- GIVEN INSTRUCTION: Look for the word "delta" in the entries below, then copy every line that has it.

- DATASET CONTENT:
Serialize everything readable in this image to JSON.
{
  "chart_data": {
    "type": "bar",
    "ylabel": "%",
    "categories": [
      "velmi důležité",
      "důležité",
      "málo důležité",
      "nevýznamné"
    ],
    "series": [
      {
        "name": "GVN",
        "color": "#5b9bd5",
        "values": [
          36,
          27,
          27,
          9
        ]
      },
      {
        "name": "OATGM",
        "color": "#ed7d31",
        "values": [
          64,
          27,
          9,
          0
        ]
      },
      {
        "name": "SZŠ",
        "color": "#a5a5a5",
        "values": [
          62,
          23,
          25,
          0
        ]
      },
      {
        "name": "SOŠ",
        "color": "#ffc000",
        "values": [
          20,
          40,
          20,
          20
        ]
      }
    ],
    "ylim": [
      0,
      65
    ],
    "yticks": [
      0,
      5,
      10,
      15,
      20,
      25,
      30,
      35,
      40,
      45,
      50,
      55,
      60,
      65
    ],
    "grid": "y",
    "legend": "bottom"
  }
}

==

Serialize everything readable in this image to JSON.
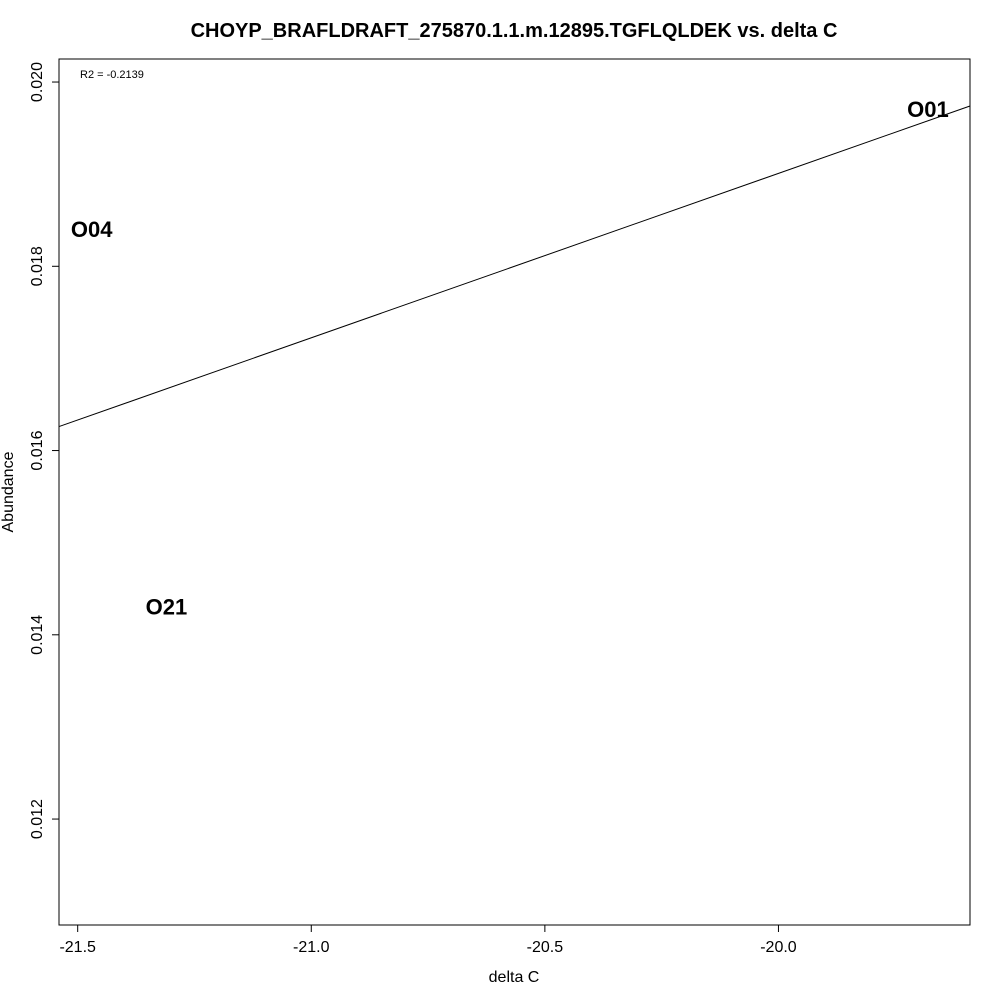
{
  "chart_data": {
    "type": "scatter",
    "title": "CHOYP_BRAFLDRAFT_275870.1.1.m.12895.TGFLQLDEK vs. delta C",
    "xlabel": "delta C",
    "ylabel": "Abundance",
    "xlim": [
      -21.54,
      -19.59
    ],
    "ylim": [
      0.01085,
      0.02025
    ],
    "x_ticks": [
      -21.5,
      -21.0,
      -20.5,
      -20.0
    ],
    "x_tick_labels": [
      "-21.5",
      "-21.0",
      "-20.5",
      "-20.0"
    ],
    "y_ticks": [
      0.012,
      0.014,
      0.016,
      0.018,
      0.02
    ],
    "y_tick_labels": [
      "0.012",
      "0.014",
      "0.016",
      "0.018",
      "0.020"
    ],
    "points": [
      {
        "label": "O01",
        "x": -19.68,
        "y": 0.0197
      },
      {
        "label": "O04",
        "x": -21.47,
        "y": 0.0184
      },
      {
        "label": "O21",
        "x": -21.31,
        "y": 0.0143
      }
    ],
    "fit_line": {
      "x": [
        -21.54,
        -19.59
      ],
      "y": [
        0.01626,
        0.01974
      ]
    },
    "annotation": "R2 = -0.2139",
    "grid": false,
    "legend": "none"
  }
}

- EXERCISE OUTPUT:
    "title": "CHOYP_BRAFLDRAFT_275870.1.1.m.12895.TGFLQLDEK vs. delta C",
    "xlabel": "delta C",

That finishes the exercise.